● **DATA TO USE**:

○ ○ ○ ○

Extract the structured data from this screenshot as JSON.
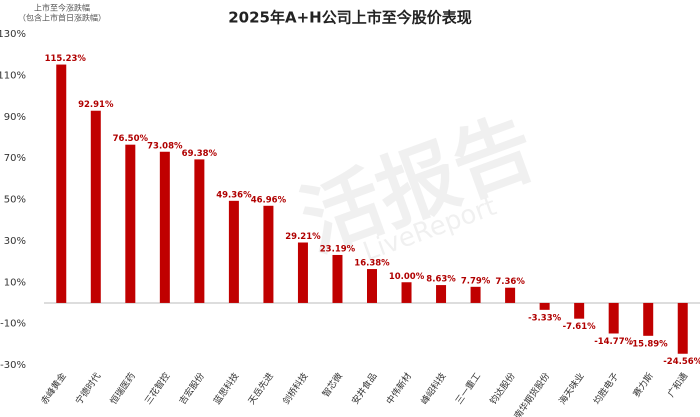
{
  "chart_data": {
    "type": "bar",
    "title": "2025年A+H公司上市至今股价表现",
    "y_label": "上市至今涨跌幅",
    "y_sublabel": "（包含上市首日涨跌幅）",
    "watermark": "活报告",
    "watermark_sub": "LiveReport",
    "categories": [
      "赤峰黄金",
      "宁德时代",
      "恒瑞医药",
      "三花智控",
      "吉宏股份",
      "蓝思科技",
      "天岳先进",
      "剑桥科技",
      "智芯微",
      "安井食品",
      "中伟新材",
      "峰岹科技",
      "三一重工",
      "钧达股份",
      "南华期货股份",
      "海天味业",
      "均胜电子",
      "赛力斯",
      "广和通"
    ],
    "values": [
      115.23,
      92.91,
      76.5,
      73.08,
      69.38,
      49.36,
      46.96,
      29.21,
      23.19,
      16.38,
      10.0,
      8.63,
      7.79,
      7.36,
      -3.33,
      -7.61,
      -14.77,
      -15.89,
      -24.56
    ],
    "value_labels": [
      "115.23%",
      "92.91%",
      "76.50%",
      "73.08%",
      "69.38%",
      "49.36%",
      "46.96%",
      "29.21%",
      "23.19%",
      "16.38%",
      "10.00%",
      "8.63%",
      "7.79%",
      "7.36%",
      "-3.33%",
      "-7.61%",
      "-14.77%",
      "-15.89%",
      "-24.56%"
    ],
    "color": "#c00000",
    "ylim": [
      -30,
      130
    ],
    "yticks": [
      {
        "value": -30,
        "label": "-30%"
      },
      {
        "value": -10,
        "label": "-10%"
      },
      {
        "value": 10,
        "label": "10%"
      },
      {
        "value": 30,
        "label": "30%"
      },
      {
        "value": 50,
        "label": "50%"
      },
      {
        "value": 70,
        "label": "70%"
      },
      {
        "value": 90,
        "label": "90%"
      },
      {
        "value": 110,
        "label": "110%"
      },
      {
        "value": 130,
        "label": "130%"
      }
    ],
    "grid": false
  }
}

○ ○ ○ ○

● **STATED EXERCISE**:
Transcribe the whole listing exactly. Pictures stay out of your copy.

● **SOLUTION TO THIS TASK**:
Extract the structured data from this screenshot as JSON.
{
  "chart_data": {
    "type": "bar",
    "title": "2025年A+H公司上市至今股价表现",
    "y_label": "上市至今涨跌幅",
    "y_sublabel": "（包含上市首日涨跌幅）",
    "watermark": "活报告",
    "watermark_sub": "LiveReport",
    "categories": [
      "赤峰黄金",
      "宁德时代",
      "恒瑞医药",
      "三花智控",
      "吉宏股份",
      "蓝思科技",
      "天岳先进",
      "剑桥科技",
      "智芯微",
      "安井食品",
      "中伟新材",
      "峰岹科技",
      "三一重工",
      "钧达股份",
      "南华期货股份",
      "海天味业",
      "均胜电子",
      "赛力斯",
      "广和通"
    ],
    "values": [
      115.23,
      92.91,
      76.5,
      73.08,
      69.38,
      49.36,
      46.96,
      29.21,
      23.19,
      16.38,
      10.0,
      8.63,
      7.79,
      7.36,
      -3.33,
      -7.61,
      -14.77,
      -15.89,
      -24.56
    ],
    "value_labels": [
      "115.23%",
      "92.91%",
      "76.50%",
      "73.08%",
      "69.38%",
      "49.36%",
      "46.96%",
      "29.21%",
      "23.19%",
      "16.38%",
      "10.00%",
      "8.63%",
      "7.79%",
      "7.36%",
      "-3.33%",
      "-7.61%",
      "-14.77%",
      "-15.89%",
      "-24.56%"
    ],
    "color": "#c00000",
    "ylim": [
      -30,
      130
    ],
    "yticks": [
      {
        "value": -30,
        "label": "-30%"
      },
      {
        "value": -10,
        "label": "-10%"
      },
      {
        "value": 10,
        "label": "10%"
      },
      {
        "value": 30,
        "label": "30%"
      },
      {
        "value": 50,
        "label": "50%"
      },
      {
        "value": 70,
        "label": "70%"
      },
      {
        "value": 90,
        "label": "90%"
      },
      {
        "value": 110,
        "label": "110%"
      },
      {
        "value": 130,
        "label": "130%"
      }
    ],
    "grid": false
  }
}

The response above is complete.